● EXERCISE TASK: Please retype the records below exactly, leaving out any pictures.
# DATASET RECORDS start
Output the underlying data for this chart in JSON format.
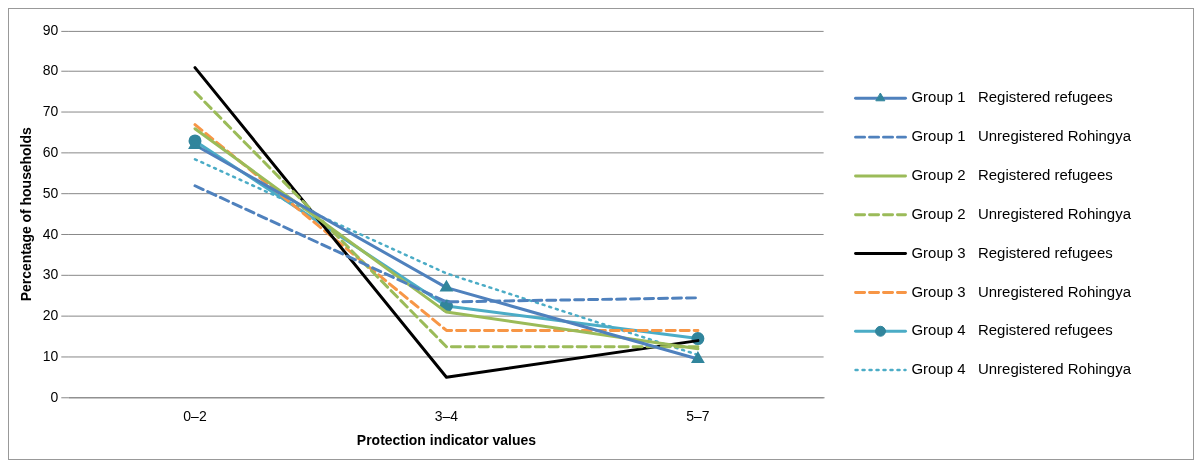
{
  "chart_data": {
    "type": "line",
    "xlabel": "Protection indicator values",
    "ylabel": "Percentage of households",
    "categories": [
      "0–2",
      "3–4",
      "5–7"
    ],
    "ylim": [
      0,
      90
    ],
    "yticks": [
      0,
      10,
      20,
      30,
      40,
      50,
      60,
      70,
      80,
      90
    ],
    "grid": "y",
    "legend": "right",
    "series": [
      {
        "name": "Group 1   Registered refugees",
        "color": "#4f81bd",
        "values": [
          62,
          27,
          9.5
        ],
        "marker": "triangle",
        "line_style": "solid"
      },
      {
        "name": "Group 1   Unregistered Rohingya",
        "color": "#4f81bd",
        "values": [
          52,
          23.5,
          24.5
        ],
        "marker": "none",
        "line_style": "dashed"
      },
      {
        "name": "Group 2   Registered refugees",
        "color": "#9bbb59",
        "values": [
          66,
          21,
          12
        ],
        "marker": "none",
        "line_style": "solid"
      },
      {
        "name": "Group 2   Unregistered Rohingya",
        "color": "#9bbb59",
        "values": [
          75,
          12.5,
          12.5
        ],
        "marker": "none",
        "line_style": "dashed"
      },
      {
        "name": "Group 3   Registered refugees",
        "color": "#000000",
        "values": [
          81,
          5,
          14
        ],
        "marker": "none",
        "line_style": "solid"
      },
      {
        "name": "Group 3   Unregistered Rohingya",
        "color": "#f79646",
        "values": [
          67,
          16.5,
          16.5
        ],
        "marker": "none",
        "line_style": "dashed"
      },
      {
        "name": "Group 4   Registered refugees",
        "color": "#4bacc6",
        "values": [
          63,
          22.5,
          14.5
        ],
        "marker": "circle",
        "line_style": "solid"
      },
      {
        "name": "Group 4   Unregistered Rohingya",
        "color": "#4bacc6",
        "values": [
          58.5,
          30.5,
          10.5
        ],
        "marker": "none",
        "line_style": "dotted"
      }
    ]
  }
}
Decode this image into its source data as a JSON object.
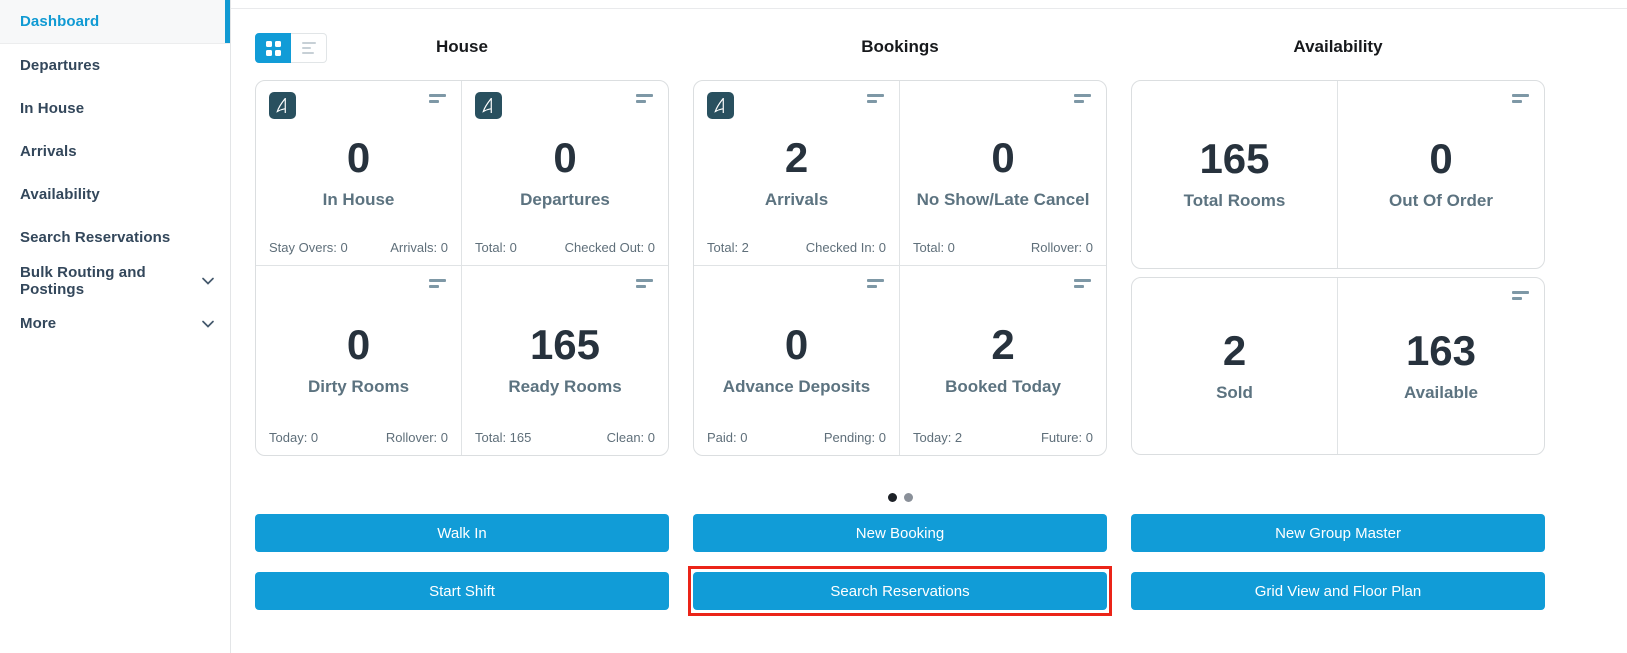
{
  "sidebar": {
    "items": [
      {
        "id": "dashboard",
        "label": "Dashboard",
        "active": true,
        "chevron": false
      },
      {
        "id": "departures",
        "label": "Departures",
        "active": false,
        "chevron": false
      },
      {
        "id": "in-house",
        "label": "In House",
        "active": false,
        "chevron": false
      },
      {
        "id": "arrivals",
        "label": "Arrivals",
        "active": false,
        "chevron": false
      },
      {
        "id": "availability",
        "label": "Availability",
        "active": false,
        "chevron": false
      },
      {
        "id": "search-reservations",
        "label": "Search Reservations",
        "active": false,
        "chevron": false
      },
      {
        "id": "bulk-routing-and-postings",
        "label": "Bulk Routing and Postings",
        "active": false,
        "chevron": true
      },
      {
        "id": "more",
        "label": "More",
        "active": false,
        "chevron": true
      }
    ]
  },
  "view_toggle": {
    "active": "grid",
    "options": [
      "grid",
      "list"
    ]
  },
  "sections": [
    {
      "id": "house",
      "title": "House",
      "layout": "grid",
      "cards": [
        {
          "id": "in-house",
          "value": "0",
          "label": "In House",
          "logo": true,
          "menu": true,
          "stat_left": "Stay Overs: 0",
          "stat_right": "Arrivals: 0"
        },
        {
          "id": "departures",
          "value": "0",
          "label": "Departures",
          "logo": true,
          "menu": true,
          "stat_left": "Total: 0",
          "stat_right": "Checked Out: 0"
        },
        {
          "id": "dirty-rooms",
          "value": "0",
          "label": "Dirty Rooms",
          "logo": false,
          "menu": true,
          "stat_left": "Today: 0",
          "stat_right": "Rollover: 0"
        },
        {
          "id": "ready-rooms",
          "value": "165",
          "label": "Ready Rooms",
          "logo": false,
          "menu": true,
          "stat_left": "Total: 165",
          "stat_right": "Clean: 0"
        }
      ]
    },
    {
      "id": "bookings",
      "title": "Bookings",
      "layout": "grid",
      "cards": [
        {
          "id": "arrivals",
          "value": "2",
          "label": "Arrivals",
          "logo": true,
          "menu": true,
          "stat_left": "Total: 2",
          "stat_right": "Checked In: 0"
        },
        {
          "id": "no-show-late-cancel",
          "value": "0",
          "label": "No Show/Late Cancel",
          "logo": false,
          "menu": true,
          "stat_left": "Total: 0",
          "stat_right": "Rollover: 0"
        },
        {
          "id": "advance-deposits",
          "value": "0",
          "label": "Advance Deposits",
          "logo": false,
          "menu": true,
          "stat_left": "Paid: 0",
          "stat_right": "Pending: 0"
        },
        {
          "id": "booked-today",
          "value": "2",
          "label": "Booked Today",
          "logo": false,
          "menu": true,
          "stat_left": "Today: 2",
          "stat_right": "Future: 0"
        }
      ]
    },
    {
      "id": "availability",
      "title": "Availability",
      "layout": "rows",
      "rows": [
        {
          "menu": true,
          "cells": [
            {
              "id": "total-rooms",
              "value": "165",
              "label": "Total Rooms"
            },
            {
              "id": "out-of-order",
              "value": "0",
              "label": "Out Of Order"
            }
          ]
        },
        {
          "menu": true,
          "cells": [
            {
              "id": "sold",
              "value": "2",
              "label": "Sold"
            },
            {
              "id": "available",
              "value": "163",
              "label": "Available"
            }
          ]
        }
      ]
    }
  ],
  "pagination": {
    "dots": [
      {
        "active": true
      },
      {
        "active": false
      }
    ]
  },
  "buttons": {
    "rows": [
      [
        {
          "id": "walk-in",
          "label": "Walk In"
        },
        {
          "id": "new-booking",
          "label": "New Booking"
        },
        {
          "id": "new-group-master",
          "label": "New Group Master"
        }
      ],
      [
        {
          "id": "start-shift",
          "label": "Start Shift"
        },
        {
          "id": "search-reservations",
          "label": "Search Reservations",
          "highlighted": true
        },
        {
          "id": "grid-view-and-floor-plan",
          "label": "Grid View and Floor Plan"
        }
      ]
    ]
  },
  "icons": {
    "card_corner": "brand-logo-icon",
    "card_menu": "card-menu-icon",
    "toggle": [
      "grid-view-icon",
      "list-view-icon"
    ],
    "sidebar_expand": "chevron-down-icon"
  },
  "colors": {
    "accent": "#119CD7",
    "sidebar_text": "#33475B",
    "active_text": "#109AD3",
    "number": "#27323D",
    "label": "#5C7380",
    "substat": "#5F6F7A",
    "card_border": "#DBDEE0",
    "menu_icon": "#7E98A6",
    "logo_bg": "#29505F",
    "highlight_red": "#EB2418",
    "dot_active": "#1D2127",
    "dot_inactive": "#8A9099"
  }
}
# DATASET RECORDS end
● FULL SOLUTION:
Output the underlying data for this chart in JSON format.
{
  "chart_data": {
    "type": "line",
    "xlabel": "Protection indicator values",
    "ylabel": "Percentage of households",
    "categories": [
      "0–2",
      "3–4",
      "5–7"
    ],
    "ylim": [
      0,
      90
    ],
    "yticks": [
      0,
      10,
      20,
      30,
      40,
      50,
      60,
      70,
      80,
      90
    ],
    "grid": "y",
    "legend": "right",
    "series": [
      {
        "name": "Group 1   Registered refugees",
        "color": "#4f81bd",
        "values": [
          62,
          27,
          9.5
        ],
        "marker": "triangle",
        "line_style": "solid"
      },
      {
        "name": "Group 1   Unregistered Rohingya",
        "color": "#4f81bd",
        "values": [
          52,
          23.5,
          24.5
        ],
        "marker": "none",
        "line_style": "dashed"
      },
      {
        "name": "Group 2   Registered refugees",
        "color": "#9bbb59",
        "values": [
          66,
          21,
          12
        ],
        "marker": "none",
        "line_style": "solid"
      },
      {
        "name": "Group 2   Unregistered Rohingya",
        "color": "#9bbb59",
        "values": [
          75,
          12.5,
          12.5
        ],
        "marker": "none",
        "line_style": "dashed"
      },
      {
        "name": "Group 3   Registered refugees",
        "color": "#000000",
        "values": [
          81,
          5,
          14
        ],
        "marker": "none",
        "line_style": "solid"
      },
      {
        "name": "Group 3   Unregistered Rohingya",
        "color": "#f79646",
        "values": [
          67,
          16.5,
          16.5
        ],
        "marker": "none",
        "line_style": "dashed"
      },
      {
        "name": "Group 4   Registered refugees",
        "color": "#4bacc6",
        "values": [
          63,
          22.5,
          14.5
        ],
        "marker": "circle",
        "line_style": "solid"
      },
      {
        "name": "Group 4   Unregistered Rohingya",
        "color": "#4bacc6",
        "values": [
          58.5,
          30.5,
          10.5
        ],
        "marker": "none",
        "line_style": "dotted"
      }
    ]
  }
}
Decode this image into its source data as a JSON object.
{
  "sidebar": {
    "items": [
      {
        "id": "dashboard",
        "label": "Dashboard",
        "active": true,
        "chevron": false
      },
      {
        "id": "departures",
        "label": "Departures",
        "active": false,
        "chevron": false
      },
      {
        "id": "in-house",
        "label": "In House",
        "active": false,
        "chevron": false
      },
      {
        "id": "arrivals",
        "label": "Arrivals",
        "active": false,
        "chevron": false
      },
      {
        "id": "availability",
        "label": "Availability",
        "active": false,
        "chevron": false
      },
      {
        "id": "search-reservations",
        "label": "Search Reservations",
        "active": false,
        "chevron": false
      },
      {
        "id": "bulk-routing-and-postings",
        "label": "Bulk Routing and Postings",
        "active": false,
        "chevron": true
      },
      {
        "id": "more",
        "label": "More",
        "active": false,
        "chevron": true
      }
    ]
  },
  "view_toggle": {
    "active": "grid",
    "options": [
      "grid",
      "list"
    ]
  },
  "sections": [
    {
      "id": "house",
      "title": "House",
      "layout": "grid",
      "cards": [
        {
          "id": "in-house",
          "value": "0",
          "label": "In House",
          "logo": true,
          "menu": true,
          "stat_left": "Stay Overs: 0",
          "stat_right": "Arrivals: 0"
        },
        {
          "id": "departures",
          "value": "0",
          "label": "Departures",
          "logo": true,
          "menu": true,
          "stat_left": "Total: 0",
          "stat_right": "Checked Out: 0"
        },
        {
          "id": "dirty-rooms",
          "value": "0",
          "label": "Dirty Rooms",
          "logo": false,
          "menu": true,
          "stat_left": "Today: 0",
          "stat_right": "Rollover: 0"
        },
        {
          "id": "ready-rooms",
          "value": "165",
          "label": "Ready Rooms",
          "logo": false,
          "menu": true,
          "stat_left": "Total: 165",
          "stat_right": "Clean: 0"
        }
      ]
    },
    {
      "id": "bookings",
      "title": "Bookings",
      "layout": "grid",
      "cards": [
        {
          "id": "arrivals",
          "value": "2",
          "label": "Arrivals",
          "logo": true,
          "menu": true,
          "stat_left": "Total: 2",
          "stat_right": "Checked In: 0"
        },
        {
          "id": "no-show-late-cancel",
          "value": "0",
          "label": "No Show/Late Cancel",
          "logo": false,
          "menu": true,
          "stat_left": "Total: 0",
          "stat_right": "Rollover: 0"
        },
        {
          "id": "advance-deposits",
          "value": "0",
          "label": "Advance Deposits",
          "logo": false,
          "menu": true,
          "stat_left": "Paid: 0",
          "stat_right": "Pending: 0"
        },
        {
          "id": "booked-today",
          "value": "2",
          "label": "Booked Today",
          "logo": false,
          "menu": true,
          "stat_left": "Today: 2",
          "stat_right": "Future: 0"
        }
      ]
    },
    {
      "id": "availability",
      "title": "Availability",
      "layout": "rows",
      "rows": [
        {
          "menu": true,
          "cells": [
            {
              "id": "total-rooms",
              "value": "165",
              "label": "Total Rooms"
            },
            {
              "id": "out-of-order",
              "value": "0",
              "label": "Out Of Order"
            }
          ]
        },
        {
          "menu": true,
          "cells": [
            {
              "id": "sold",
              "value": "2",
              "label": "Sold"
            },
            {
              "id": "available",
              "value": "163",
              "label": "Available"
            }
          ]
        }
      ]
    }
  ],
  "pagination": {
    "dots": [
      {
        "active": true
      },
      {
        "active": false
      }
    ]
  },
  "buttons": {
    "rows": [
      [
        {
          "id": "walk-in",
          "label": "Walk In"
        },
        {
          "id": "new-booking",
          "label": "New Booking"
        },
        {
          "id": "new-group-master",
          "label": "New Group Master"
        }
      ],
      [
        {
          "id": "start-shift",
          "label": "Start Shift"
        },
        {
          "id": "search-reservations",
          "label": "Search Reservations",
          "highlighted": true
        },
        {
          "id": "grid-view-and-floor-plan",
          "label": "Grid View and Floor Plan"
        }
      ]
    ]
  },
  "icons": {
    "card_corner": "brand-logo-icon",
    "card_menu": "card-menu-icon",
    "toggle": [
      "grid-view-icon",
      "list-view-icon"
    ],
    "sidebar_expand": "chevron-down-icon"
  },
  "colors": {
    "accent": "#119CD7",
    "sidebar_text": "#33475B",
    "active_text": "#109AD3",
    "number": "#27323D",
    "label": "#5C7380",
    "substat": "#5F6F7A",
    "card_border": "#DBDEE0",
    "menu_icon": "#7E98A6",
    "logo_bg": "#29505F",
    "highlight_red": "#EB2418",
    "dot_active": "#1D2127",
    "dot_inactive": "#8A9099"
  }
}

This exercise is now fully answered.